**Requirement:** Only the number is wanted: how many lines of the data contain "JSON"?

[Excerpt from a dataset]
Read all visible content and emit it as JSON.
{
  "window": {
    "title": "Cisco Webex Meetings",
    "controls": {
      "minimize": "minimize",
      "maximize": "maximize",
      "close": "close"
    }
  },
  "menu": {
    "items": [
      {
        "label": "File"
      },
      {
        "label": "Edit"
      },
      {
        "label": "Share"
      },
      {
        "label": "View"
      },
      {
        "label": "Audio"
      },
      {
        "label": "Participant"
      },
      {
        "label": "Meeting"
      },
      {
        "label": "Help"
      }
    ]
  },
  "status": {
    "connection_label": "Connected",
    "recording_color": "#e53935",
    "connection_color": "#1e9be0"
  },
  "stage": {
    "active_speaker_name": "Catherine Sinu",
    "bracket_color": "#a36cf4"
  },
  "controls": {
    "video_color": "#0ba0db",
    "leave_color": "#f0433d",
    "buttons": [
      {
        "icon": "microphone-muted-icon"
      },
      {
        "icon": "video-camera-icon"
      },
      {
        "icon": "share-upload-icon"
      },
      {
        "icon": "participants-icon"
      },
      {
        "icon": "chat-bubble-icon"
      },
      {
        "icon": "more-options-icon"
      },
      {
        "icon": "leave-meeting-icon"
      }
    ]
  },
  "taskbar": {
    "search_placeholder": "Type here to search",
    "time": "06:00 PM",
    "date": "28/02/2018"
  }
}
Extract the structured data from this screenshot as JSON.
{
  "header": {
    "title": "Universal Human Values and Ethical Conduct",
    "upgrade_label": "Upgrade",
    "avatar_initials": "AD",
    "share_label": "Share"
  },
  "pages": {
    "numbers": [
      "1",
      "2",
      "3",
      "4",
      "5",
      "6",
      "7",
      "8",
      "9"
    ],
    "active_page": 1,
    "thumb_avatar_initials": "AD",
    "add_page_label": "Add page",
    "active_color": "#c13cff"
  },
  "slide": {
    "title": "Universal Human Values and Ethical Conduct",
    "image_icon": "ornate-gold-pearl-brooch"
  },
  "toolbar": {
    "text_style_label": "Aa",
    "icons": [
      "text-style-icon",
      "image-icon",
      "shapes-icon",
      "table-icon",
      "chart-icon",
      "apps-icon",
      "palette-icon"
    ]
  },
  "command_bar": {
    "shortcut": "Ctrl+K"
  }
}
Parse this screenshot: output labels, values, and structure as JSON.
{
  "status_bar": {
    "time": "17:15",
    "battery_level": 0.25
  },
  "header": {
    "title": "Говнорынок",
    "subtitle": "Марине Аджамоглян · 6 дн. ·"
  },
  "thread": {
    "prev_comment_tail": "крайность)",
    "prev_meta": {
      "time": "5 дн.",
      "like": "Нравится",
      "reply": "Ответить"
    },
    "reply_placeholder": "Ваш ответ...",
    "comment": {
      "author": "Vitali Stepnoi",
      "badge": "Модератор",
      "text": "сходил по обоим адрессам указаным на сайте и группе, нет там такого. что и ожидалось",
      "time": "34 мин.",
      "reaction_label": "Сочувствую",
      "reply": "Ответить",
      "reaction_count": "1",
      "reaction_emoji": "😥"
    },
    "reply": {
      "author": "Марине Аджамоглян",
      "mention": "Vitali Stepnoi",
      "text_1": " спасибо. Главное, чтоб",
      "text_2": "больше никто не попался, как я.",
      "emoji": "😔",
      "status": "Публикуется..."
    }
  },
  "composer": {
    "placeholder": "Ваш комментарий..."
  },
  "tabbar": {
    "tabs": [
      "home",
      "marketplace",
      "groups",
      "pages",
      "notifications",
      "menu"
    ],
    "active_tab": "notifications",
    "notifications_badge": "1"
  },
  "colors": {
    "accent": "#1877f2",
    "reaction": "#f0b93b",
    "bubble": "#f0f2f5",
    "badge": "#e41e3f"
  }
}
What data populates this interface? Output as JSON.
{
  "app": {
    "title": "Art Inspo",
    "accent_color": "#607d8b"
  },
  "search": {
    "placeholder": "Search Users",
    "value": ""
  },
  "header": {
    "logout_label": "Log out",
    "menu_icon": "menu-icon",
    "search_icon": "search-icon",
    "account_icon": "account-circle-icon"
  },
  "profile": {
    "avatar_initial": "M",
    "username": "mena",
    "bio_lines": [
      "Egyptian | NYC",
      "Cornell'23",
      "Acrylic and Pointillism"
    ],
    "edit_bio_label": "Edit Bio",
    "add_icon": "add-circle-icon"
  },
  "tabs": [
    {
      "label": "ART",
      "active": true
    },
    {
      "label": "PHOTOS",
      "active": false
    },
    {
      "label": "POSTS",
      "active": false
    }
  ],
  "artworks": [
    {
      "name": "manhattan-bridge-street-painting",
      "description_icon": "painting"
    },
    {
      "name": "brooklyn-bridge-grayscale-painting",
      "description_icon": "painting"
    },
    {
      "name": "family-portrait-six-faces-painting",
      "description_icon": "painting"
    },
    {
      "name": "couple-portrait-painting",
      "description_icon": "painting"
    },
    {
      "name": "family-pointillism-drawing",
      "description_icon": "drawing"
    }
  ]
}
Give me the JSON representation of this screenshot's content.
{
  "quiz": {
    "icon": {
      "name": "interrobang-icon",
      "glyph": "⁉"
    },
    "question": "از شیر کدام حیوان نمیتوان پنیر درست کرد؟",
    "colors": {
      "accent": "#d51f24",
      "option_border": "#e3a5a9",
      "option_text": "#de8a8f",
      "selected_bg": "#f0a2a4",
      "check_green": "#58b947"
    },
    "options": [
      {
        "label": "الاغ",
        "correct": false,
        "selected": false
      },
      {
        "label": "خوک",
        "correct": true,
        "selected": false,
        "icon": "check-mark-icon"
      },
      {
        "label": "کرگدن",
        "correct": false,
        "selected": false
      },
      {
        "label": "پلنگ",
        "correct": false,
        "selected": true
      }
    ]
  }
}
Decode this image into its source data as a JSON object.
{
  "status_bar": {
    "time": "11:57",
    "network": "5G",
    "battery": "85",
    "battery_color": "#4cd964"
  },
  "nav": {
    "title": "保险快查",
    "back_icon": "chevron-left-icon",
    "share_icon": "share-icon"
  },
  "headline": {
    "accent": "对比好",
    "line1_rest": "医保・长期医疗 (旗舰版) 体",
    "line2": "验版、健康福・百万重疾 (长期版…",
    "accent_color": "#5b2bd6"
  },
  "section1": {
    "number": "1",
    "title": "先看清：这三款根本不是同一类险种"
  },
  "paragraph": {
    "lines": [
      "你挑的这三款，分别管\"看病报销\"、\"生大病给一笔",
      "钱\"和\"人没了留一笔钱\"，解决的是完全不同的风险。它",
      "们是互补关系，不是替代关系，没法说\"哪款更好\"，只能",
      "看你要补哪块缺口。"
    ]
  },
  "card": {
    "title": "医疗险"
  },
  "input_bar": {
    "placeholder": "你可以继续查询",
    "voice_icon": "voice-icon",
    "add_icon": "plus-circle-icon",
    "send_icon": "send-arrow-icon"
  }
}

**Solution:** 6